- Job
Copy each line that contains the string "milliers".

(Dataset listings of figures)
........
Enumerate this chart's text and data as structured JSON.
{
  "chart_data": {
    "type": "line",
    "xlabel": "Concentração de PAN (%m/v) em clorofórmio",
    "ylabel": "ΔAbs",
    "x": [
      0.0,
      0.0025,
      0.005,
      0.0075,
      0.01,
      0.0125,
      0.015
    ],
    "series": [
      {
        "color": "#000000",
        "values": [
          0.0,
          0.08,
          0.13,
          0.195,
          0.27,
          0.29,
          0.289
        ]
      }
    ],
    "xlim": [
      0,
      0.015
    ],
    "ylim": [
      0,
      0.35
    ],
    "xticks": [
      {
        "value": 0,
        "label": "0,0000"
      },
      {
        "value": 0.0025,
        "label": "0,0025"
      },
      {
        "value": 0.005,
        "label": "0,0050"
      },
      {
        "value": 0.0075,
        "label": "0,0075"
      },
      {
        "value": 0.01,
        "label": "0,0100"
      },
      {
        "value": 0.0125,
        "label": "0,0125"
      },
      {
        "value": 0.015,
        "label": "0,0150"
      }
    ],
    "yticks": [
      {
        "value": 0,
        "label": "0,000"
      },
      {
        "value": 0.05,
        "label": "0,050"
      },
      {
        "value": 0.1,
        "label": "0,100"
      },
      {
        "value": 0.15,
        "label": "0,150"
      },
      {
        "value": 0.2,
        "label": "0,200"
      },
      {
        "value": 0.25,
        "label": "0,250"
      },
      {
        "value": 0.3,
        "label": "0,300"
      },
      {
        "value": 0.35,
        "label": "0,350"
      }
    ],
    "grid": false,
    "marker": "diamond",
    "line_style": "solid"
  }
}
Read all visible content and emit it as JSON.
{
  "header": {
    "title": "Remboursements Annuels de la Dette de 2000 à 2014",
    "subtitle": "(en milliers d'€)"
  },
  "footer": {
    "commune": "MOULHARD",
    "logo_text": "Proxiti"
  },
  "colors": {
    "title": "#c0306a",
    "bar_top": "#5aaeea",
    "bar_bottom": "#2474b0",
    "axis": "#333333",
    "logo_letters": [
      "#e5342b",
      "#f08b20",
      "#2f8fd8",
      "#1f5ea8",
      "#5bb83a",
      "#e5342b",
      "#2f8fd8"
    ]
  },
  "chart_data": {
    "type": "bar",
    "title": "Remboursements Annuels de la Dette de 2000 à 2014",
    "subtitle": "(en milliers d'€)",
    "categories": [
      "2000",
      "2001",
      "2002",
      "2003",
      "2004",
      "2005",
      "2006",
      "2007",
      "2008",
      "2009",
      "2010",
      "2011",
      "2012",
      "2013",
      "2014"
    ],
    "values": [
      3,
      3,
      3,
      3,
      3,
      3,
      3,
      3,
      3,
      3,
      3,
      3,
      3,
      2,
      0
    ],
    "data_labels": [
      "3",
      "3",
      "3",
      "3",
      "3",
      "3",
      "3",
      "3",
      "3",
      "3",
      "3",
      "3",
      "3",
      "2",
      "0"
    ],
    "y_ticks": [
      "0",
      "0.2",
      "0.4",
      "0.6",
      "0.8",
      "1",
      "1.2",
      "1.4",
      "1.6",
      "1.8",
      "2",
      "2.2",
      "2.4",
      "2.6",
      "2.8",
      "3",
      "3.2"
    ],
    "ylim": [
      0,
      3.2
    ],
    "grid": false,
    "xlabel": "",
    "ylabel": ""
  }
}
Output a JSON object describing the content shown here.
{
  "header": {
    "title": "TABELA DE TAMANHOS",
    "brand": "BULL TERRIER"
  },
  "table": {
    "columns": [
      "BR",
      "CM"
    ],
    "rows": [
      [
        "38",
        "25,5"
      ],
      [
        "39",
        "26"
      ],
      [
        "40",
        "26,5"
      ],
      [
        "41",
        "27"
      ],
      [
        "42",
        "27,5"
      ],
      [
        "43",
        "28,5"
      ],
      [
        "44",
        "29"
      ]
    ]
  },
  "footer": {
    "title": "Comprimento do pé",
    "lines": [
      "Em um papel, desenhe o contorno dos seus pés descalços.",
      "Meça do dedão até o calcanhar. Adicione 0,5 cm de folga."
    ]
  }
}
........
- Result for this exercise
    "subtitle": "(en milliers d'€)"
    "subtitle": "(en milliers d'€)",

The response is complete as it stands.